• **Data block**:
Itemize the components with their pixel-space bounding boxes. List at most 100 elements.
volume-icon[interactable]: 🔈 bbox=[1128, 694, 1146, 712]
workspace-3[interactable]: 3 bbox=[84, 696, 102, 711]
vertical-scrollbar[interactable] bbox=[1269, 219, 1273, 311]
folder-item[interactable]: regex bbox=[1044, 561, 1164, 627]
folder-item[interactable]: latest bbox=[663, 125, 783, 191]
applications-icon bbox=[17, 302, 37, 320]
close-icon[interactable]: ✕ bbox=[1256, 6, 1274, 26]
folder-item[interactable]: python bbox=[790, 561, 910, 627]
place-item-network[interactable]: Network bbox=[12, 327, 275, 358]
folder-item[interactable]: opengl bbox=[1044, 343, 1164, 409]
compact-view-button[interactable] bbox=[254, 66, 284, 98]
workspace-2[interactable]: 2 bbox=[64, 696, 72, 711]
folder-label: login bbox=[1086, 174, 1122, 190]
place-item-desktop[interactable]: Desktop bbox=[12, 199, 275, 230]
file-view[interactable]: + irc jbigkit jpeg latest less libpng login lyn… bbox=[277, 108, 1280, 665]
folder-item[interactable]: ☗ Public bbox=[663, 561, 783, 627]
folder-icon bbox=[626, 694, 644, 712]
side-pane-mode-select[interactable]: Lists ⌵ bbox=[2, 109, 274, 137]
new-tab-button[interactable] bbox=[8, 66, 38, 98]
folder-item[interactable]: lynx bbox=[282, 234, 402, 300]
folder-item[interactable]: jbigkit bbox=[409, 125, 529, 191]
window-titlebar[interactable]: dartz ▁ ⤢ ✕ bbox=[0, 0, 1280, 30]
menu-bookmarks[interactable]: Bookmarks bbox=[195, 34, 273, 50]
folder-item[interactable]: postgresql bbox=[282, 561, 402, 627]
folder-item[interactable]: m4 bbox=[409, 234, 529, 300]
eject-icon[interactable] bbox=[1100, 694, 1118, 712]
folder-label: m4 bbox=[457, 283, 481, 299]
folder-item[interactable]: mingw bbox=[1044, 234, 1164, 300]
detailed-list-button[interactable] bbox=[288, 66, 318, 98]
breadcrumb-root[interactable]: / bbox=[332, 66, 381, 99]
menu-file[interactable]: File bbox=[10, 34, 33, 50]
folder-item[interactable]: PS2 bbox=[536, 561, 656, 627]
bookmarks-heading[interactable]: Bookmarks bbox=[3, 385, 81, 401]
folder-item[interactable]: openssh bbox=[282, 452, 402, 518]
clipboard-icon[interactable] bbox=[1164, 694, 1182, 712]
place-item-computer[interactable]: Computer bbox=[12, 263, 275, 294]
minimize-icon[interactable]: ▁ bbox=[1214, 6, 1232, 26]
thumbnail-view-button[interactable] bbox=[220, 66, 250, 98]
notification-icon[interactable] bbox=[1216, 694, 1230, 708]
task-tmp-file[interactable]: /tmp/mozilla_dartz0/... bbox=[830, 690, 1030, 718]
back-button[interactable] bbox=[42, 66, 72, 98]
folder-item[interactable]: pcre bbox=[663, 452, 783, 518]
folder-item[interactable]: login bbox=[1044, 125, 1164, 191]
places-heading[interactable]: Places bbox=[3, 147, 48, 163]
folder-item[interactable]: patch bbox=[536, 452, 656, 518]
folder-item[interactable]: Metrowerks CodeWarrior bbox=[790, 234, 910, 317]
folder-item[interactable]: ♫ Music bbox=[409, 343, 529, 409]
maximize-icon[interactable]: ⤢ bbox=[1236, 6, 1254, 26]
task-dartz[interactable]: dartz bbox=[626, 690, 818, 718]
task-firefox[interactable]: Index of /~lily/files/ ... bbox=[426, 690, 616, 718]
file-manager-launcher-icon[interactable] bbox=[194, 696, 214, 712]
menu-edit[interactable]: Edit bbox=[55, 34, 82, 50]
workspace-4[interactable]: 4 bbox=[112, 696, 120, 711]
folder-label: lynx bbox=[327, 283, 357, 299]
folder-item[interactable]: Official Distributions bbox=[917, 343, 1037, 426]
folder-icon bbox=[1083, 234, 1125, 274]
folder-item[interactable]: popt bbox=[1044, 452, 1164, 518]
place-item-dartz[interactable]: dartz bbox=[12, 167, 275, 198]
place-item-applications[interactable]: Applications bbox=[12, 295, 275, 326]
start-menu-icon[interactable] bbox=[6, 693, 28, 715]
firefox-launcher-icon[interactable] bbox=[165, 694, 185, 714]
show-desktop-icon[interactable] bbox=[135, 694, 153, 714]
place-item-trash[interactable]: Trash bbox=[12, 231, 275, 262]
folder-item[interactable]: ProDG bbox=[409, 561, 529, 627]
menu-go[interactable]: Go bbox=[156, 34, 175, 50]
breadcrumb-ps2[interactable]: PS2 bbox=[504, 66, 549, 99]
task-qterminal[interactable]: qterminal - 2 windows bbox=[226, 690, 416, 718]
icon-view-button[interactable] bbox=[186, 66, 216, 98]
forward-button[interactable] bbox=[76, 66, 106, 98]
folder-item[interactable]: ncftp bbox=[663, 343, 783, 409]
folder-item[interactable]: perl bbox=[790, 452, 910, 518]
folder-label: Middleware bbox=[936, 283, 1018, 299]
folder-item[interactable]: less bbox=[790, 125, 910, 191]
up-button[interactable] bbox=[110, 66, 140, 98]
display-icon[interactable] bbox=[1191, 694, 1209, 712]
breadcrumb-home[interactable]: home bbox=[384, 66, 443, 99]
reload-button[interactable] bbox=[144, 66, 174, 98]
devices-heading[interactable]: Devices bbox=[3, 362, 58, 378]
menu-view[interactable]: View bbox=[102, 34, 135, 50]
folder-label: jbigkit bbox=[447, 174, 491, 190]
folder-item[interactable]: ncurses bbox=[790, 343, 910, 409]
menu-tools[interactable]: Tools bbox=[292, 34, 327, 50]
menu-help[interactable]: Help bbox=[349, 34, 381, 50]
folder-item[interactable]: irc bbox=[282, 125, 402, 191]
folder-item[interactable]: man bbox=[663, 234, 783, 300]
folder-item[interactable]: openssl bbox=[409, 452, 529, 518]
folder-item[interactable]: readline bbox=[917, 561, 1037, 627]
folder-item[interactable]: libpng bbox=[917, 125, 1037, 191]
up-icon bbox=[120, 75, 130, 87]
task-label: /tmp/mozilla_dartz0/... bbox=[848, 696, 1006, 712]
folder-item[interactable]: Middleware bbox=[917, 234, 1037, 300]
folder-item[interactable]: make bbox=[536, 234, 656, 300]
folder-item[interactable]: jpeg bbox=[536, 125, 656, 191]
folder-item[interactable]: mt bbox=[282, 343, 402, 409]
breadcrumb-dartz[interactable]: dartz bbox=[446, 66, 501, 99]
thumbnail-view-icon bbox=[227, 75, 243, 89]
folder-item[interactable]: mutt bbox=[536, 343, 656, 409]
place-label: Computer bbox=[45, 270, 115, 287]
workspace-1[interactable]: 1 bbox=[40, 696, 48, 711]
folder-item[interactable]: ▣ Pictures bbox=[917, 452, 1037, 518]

• **WHAT YOU NEED TO DO**: Express each line of the records as a string in a JSON list, one string per line, with blank lines omitted.

• **TASK SOLUTION**:
[
  "Itemize the components with their pixel-space bounding boxes. List at most 100 elements.",
  "volume-icon[interactable]: 🔈 bbox=[1128, 694, 1146, 712]",
  "workspace-3[interactable]: 3 bbox=[84, 696, 102, 711]",
  "vertical-scrollbar[interactable] bbox=[1269, 219, 1273, 311]",
  "folder-item[interactable]: regex bbox=[1044, 561, 1164, 627]",
  "folder-item[interactable]: latest bbox=[663, 125, 783, 191]",
  "applications-icon bbox=[17, 302, 37, 320]",
  "close-icon[interactable]: ✕ bbox=[1256, 6, 1274, 26]",
  "folder-item[interactable]: python bbox=[790, 561, 910, 627]",
  "place-item-network[interactable]: Network bbox=[12, 327, 275, 358]",
  "folder-item[interactable]: opengl bbox=[1044, 343, 1164, 409]",
  "compact-view-button[interactable] bbox=[254, 66, 284, 98]",
  "workspace-2[interactable]: 2 bbox=[64, 696, 72, 711]",
  "folder-label: login bbox=[1086, 174, 1122, 190]",
  "place-item-desktop[interactable]: Desktop bbox=[12, 199, 275, 230]",
  "file-view[interactable]: + irc jbigkit jpeg latest less libpng login lyn… bbox=[277, 108, 1280, 665]",
  "folder-item[interactable]: ☗ Public bbox=[663, 561, 783, 627]",
  "folder-icon bbox=[626, 694, 644, 712]",
  "side-pane-mode-select[interactable]: Lists ⌵ bbox=[2, 109, 274, 137]",
  "new-tab-button[interactable] bbox=[8, 66, 38, 98]",
  "folder-item[interactable]: lynx bbox=[282, 234, 402, 300]",
  "folder-item[interactable]: jbigkit bbox=[409, 125, 529, 191]",
  "window-titlebar[interactable]: dartz ▁ ⤢ ✕ bbox=[0, 0, 1280, 30]",
  "menu-bookmarks[interactable]: Bookmarks bbox=[195, 34, 273, 50]",
  "folder-item[interactable]: postgresql bbox=[282, 561, 402, 627]",
  "folder-item[interactable]: m4 bbox=[409, 234, 529, 300]",
  "eject-icon[interactable] bbox=[1100, 694, 1118, 712]",
  "folder-label: m4 bbox=[457, 283, 481, 299]",
  "folder-item[interactable]: mingw bbox=[1044, 234, 1164, 300]",
  "detailed-list-button[interactable] bbox=[288, 66, 318, 98]",
  "breadcrumb-root[interactable]: / bbox=[332, 66, 381, 99]",
  "menu-file[interactable]: File bbox=[10, 34, 33, 50]",
  "folder-item[interactable]: PS2 bbox=[536, 561, 656, 627]",
  "bookmarks-heading[interactable]: Bookmarks bbox=[3, 385, 81, 401]",
  "folder-item[interactable]: openssh bbox=[282, 452, 402, 518]",
  "clipboard-icon[interactable] bbox=[1164, 694, 1182, 712]",
  "place-item-computer[interactable]: Computer bbox=[12, 263, 275, 294]",
  "minimize-icon[interactable]: ▁ bbox=[1214, 6, 1232, 26]",
  "thumbnail-view-button[interactable] bbox=[220, 66, 250, 98]",
  "notification-icon[interactable] bbox=[1216, 694, 1230, 708]",
  "task-tmp-file[interactable]: /tmp/mozilla_dartz0/... bbox=[830, 690, 1030, 718]",
  "back-button[interactable] bbox=[42, 66, 72, 98]",
  "folder-item[interactable]: pcre bbox=[663, 452, 783, 518]",
  "folder-item[interactable]: login bbox=[1044, 125, 1164, 191]",
  "places-heading[interactable]: Places bbox=[3, 147, 48, 163]",
  "folder-item[interactable]: patch bbox=[536, 452, 656, 518]",
  "folder-item[interactable]: Metrowerks CodeWarrior bbox=[790, 234, 910, 317]",
  "folder-item[interactable]: ♫ Music bbox=[409, 343, 529, 409]",
  "maximize-icon[interactable]: ⤢ bbox=[1236, 6, 1254, 26]",
  "task-dartz[interactable]: dartz bbox=[626, 690, 818, 718]",
  "task-firefox[interactable]: Index of /~lily/files/ ... bbox=[426, 690, 616, 718]",
  "file-manager-launcher-icon[interactable] bbox=[194, 696, 214, 712]",
  "menu-edit[interactable]: Edit bbox=[55, 34, 82, 50]",
  "workspace-4[interactable]: 4 bbox=[112, 696, 120, 711]",
  "folder-label: lynx bbox=[327, 283, 357, 299]",
  "folder-item[interactable]: Official Distributions bbox=[917, 343, 1037, 426]",
  "folder-icon bbox=[1083, 234, 1125, 274]",
  "folder-item[interactable]: popt bbox=[1044, 452, 1164, 518]",
  "place-item-dartz[interactable]: dartz bbox=[12, 167, 275, 198]",
  "place-item-applications[interactable]: Applications bbox=[12, 295, 275, 326]",
  "start-menu-icon[interactable] bbox=[6, 693, 28, 715]",
  "firefox-launcher-icon[interactable] bbox=[165, 694, 185, 714]",
  "show-desktop-icon[interactable] bbox=[135, 694, 153, 714]",
  "place-item-trash[interactable]: Trash bbox=[12, 231, 275, 262]",
  "folder-item[interactable]: ProDG bbox=[409, 561, 529, 627]",
  "menu-go[interactable]: Go bbox=[156, 34, 175, 50]",
  "breadcrumb-ps2[interactable]: PS2 bbox=[504, 66, 549, 99]",
  "task-qterminal[interactable]: qterminal - 2 windows bbox=[226, 690, 416, 718]",
  "icon-view-button[interactable] bbox=[186, 66, 216, 98]",
  "forward-button[interactable] bbox=[76, 66, 106, 98]",
  "folder-item[interactable]: ncftp bbox=[663, 343, 783, 409]",
  "folder-item[interactable]: perl bbox=[790, 452, 910, 518]",
  "folder-label: Middleware bbox=[936, 283, 1018, 299]",
  "folder-item[interactable]: less bbox=[790, 125, 910, 191]",
  "up-button[interactable] bbox=[110, 66, 140, 98]",
  "display-icon[interactable] bbox=[1191, 694, 1209, 712]",
  "breadcrumb-home[interactable]: home bbox=[384, 66, 443, 99]",
  "reload-button[interactable] bbox=[144, 66, 174, 98]",
  "devices-heading[interactable]: Devices bbox=[3, 362, 58, 378]",
  "menu-view[interactable]: View bbox=[102, 34, 135, 50]",
  "folder-label: jbigkit bbox=[447, 174, 491, 190]",
  "folder-item[interactable]: ncurses bbox=[790, 343, 910, 409]",
  "menu-tools[interactable]: Tools bbox=[292, 34, 327, 50]",
  "menu-help[interactable]: Help bbox=[349, 34, 381, 50]",
  "folder-item[interactable]: irc bbox=[282, 125, 402, 191]",
  "folder-item[interactable]: man bbox=[663, 234, 783, 300]",
  "folder-item[interactable]: openssl bbox=[409, 452, 529, 518]",
  "folder-item[interactable]: readline bbox=[917, 561, 1037, 627]",
  "folder-item[interactable]: libpng bbox=[917, 125, 1037, 191]",
  "up-icon bbox=[120, 75, 130, 87]",
  "task-label: /tmp/mozilla_dartz0/... bbox=[848, 696, 1006, 712]",
  "folder-item[interactable]: Middleware bbox=[917, 234, 1037, 300]",
  "folder-item[interactable]: make bbox=[536, 234, 656, 300]",
  "folder-item[interactable]: jpeg bbox=[536, 125, 656, 191]",
  "folder-item[interactable]: mt bbox=[282, 343, 402, 409]",
  "breadcrumb-dartz[interactable]: dartz bbox=[446, 66, 501, 99]",
  "thumbnail-view-icon bbox=[227, 75, 243, 89]",
  "folder-item[interactable]: mutt bbox=[536, 343, 656, 409]",
  "place-label: Computer bbox=[45, 270, 115, 287]",
  "workspace-1[interactable]: 1 bbox=[40, 696, 48, 711]",
  "folder-item[interactable]: ▣ Pictures bbox=[917, 452, 1037, 518]"
]